* Start GIVEN RECORDS *

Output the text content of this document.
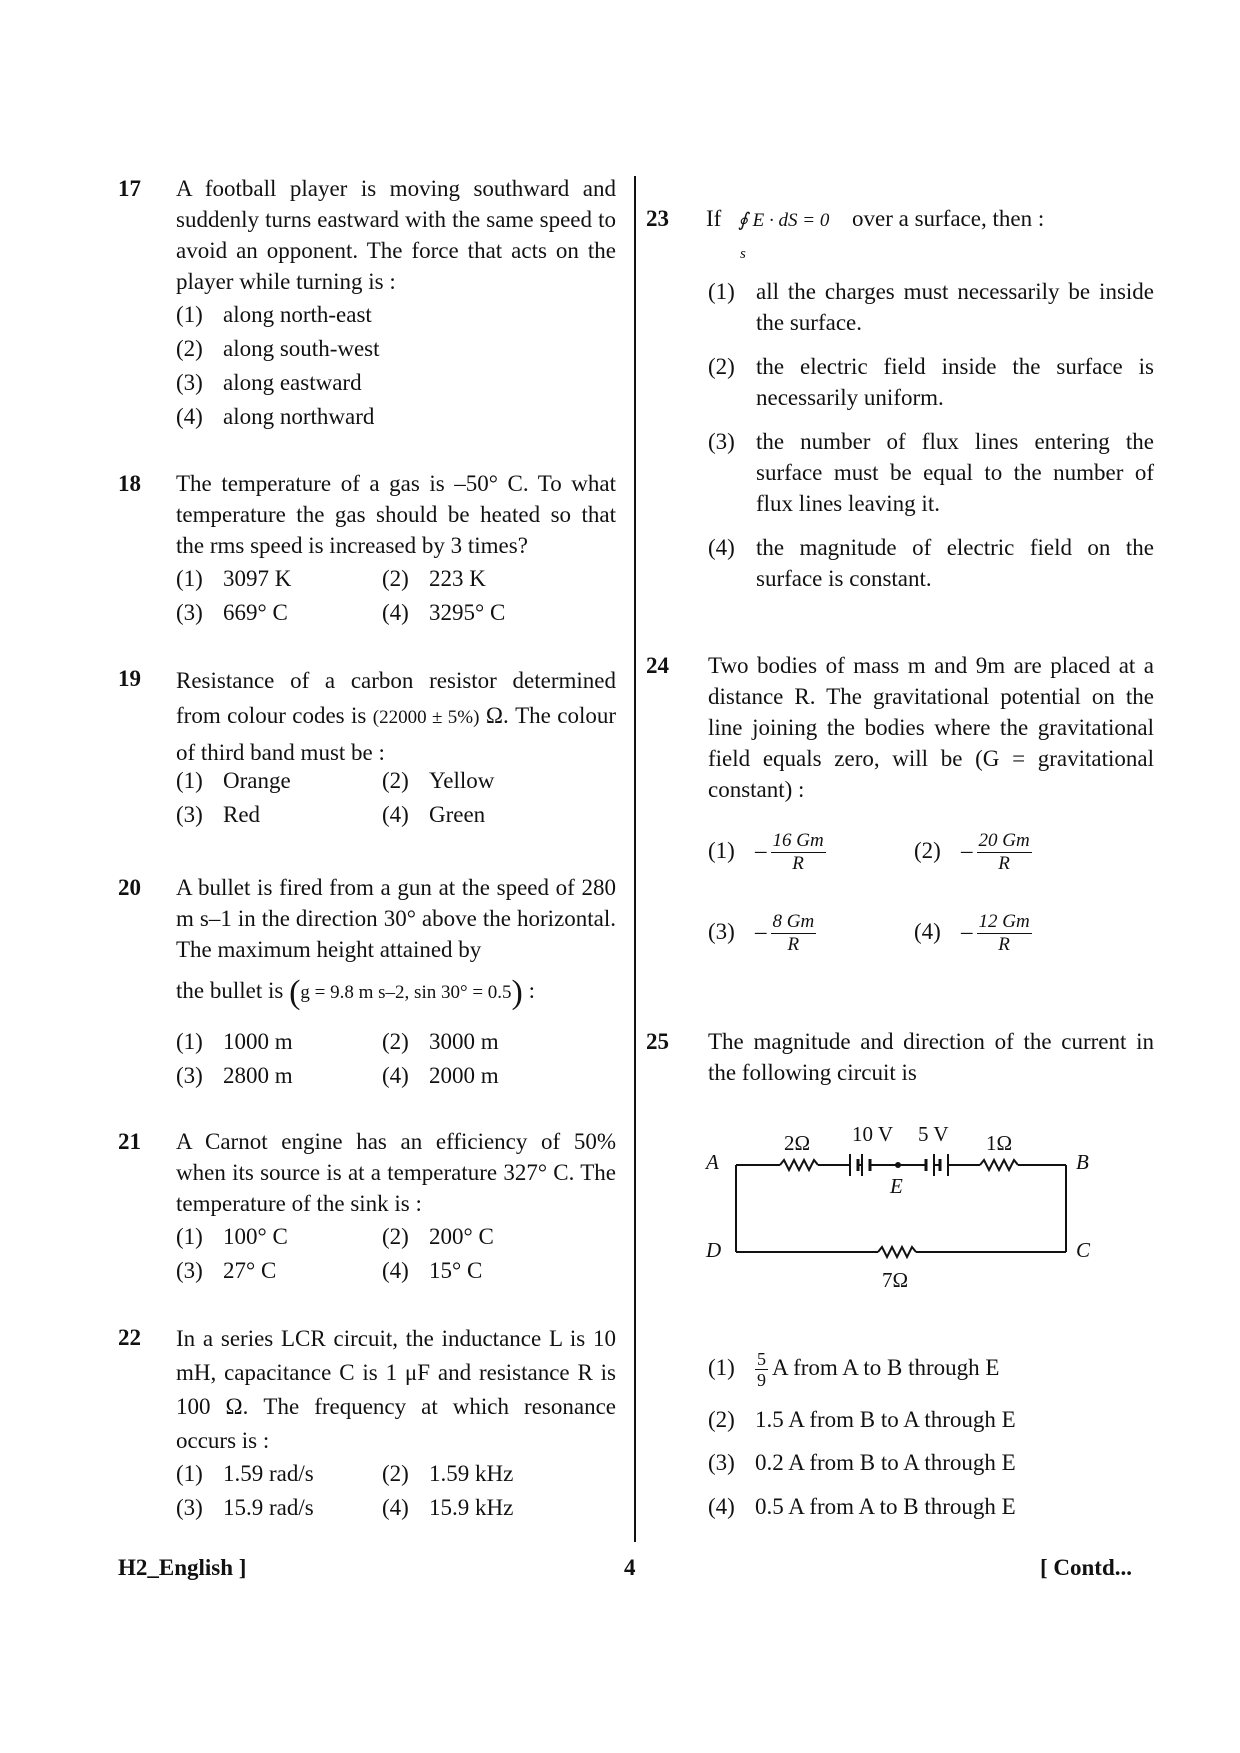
17 A football player is moving southward and suddenly turns eastward with the same speed to avoid an opponent. The force that acts on the player while turning is :
(1) along north-east
(2) along south-west
(3) along eastward
(4) along northward
18 The temperature of a gas is –50° C. To what temperature the gas should be heated so that the rms speed is increased by 3 times?
(1) 3097 K	(2) 223 K
(3) 669° C	(4) 3295° C
19 Resistance of a carbon resistor determined from colour codes is (22000 ± 5%) Ω. The colour of third band must be :
(1) Orange	(2) Yellow
(3) Red	(4) Green
20 A bullet is fired from a gun at the speed of 280 m s–1 in the direction 30° above the horizontal. The maximum height attained by
the bullet is (g = 9.8 m s–2, sin 30° = 0.5) :
(1) 1000 m	(2) 3000 m
(3) 2800 m	(4) 2000 m
21 A Carnot engine has an efficiency of 50% when its source is at a temperature 327° C. The temperature of the sink is :
(1) 100° C	(2) 200° C
(3) 27° C	(4) 15° C
22 In a series LCR circuit, the inductance L is 10 mH, capacitance C is 1 μF and resistance R is 100 Ω. The frequency at which resonance occurs is :
(1) 1.59 rad/s	(2) 1.59 kHz
(3) 15.9 rad/s	(4) 15.9 kHz
23 If ∮ E · dS = 0
s
over a surface, then :
(1) all the charges must necessarily be inside the surface.
(2) the electric field inside the surface is necessarily uniform.
(3) the number of flux lines entering the surface must be equal to the number of flux lines leaving it.
(4) the magnitude of electric field on the surface is constant.
24 Two bodies of mass m and 9m are placed at a distance R. The gravitational potential on the line joining the bodies where the gravitational field equals zero, will be (G = gravitational constant) :
$(1) - \frac{16 Gm}{R}$	$(2) - \frac{20 Gm}{R}$
$(3) - \frac{8 Gm}{R}$	$(4) - \frac{12 Gm}{R}$
25 The magnitude and direction of the current in the following circuit is
A	B
D	C
E
2Ω 10 V 5 V 1Ω
7Ω
$(1) \frac{5}{9}$ A from A to B through E
(2) 1.5 A from B to A through E
(3) 0.2 A from B to A through E
(4) 0.5 A from A to B through E
H2_English ]	4	[ Contd...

* End GIVEN RECORDS *

_EXERCISE DESCRIPTION_
Report all lines of the data that include the word "surface".

_WRITTEN ANSWER_
over a surface, then :
(1) all the charges must necessarily be inside the surface.
(2) the electric field inside the surface is necessarily uniform.
(3) the number of flux lines entering the surface must be equal to the number of flux lines leaving it.
(4) the magnitude of electric field on the surface is constant.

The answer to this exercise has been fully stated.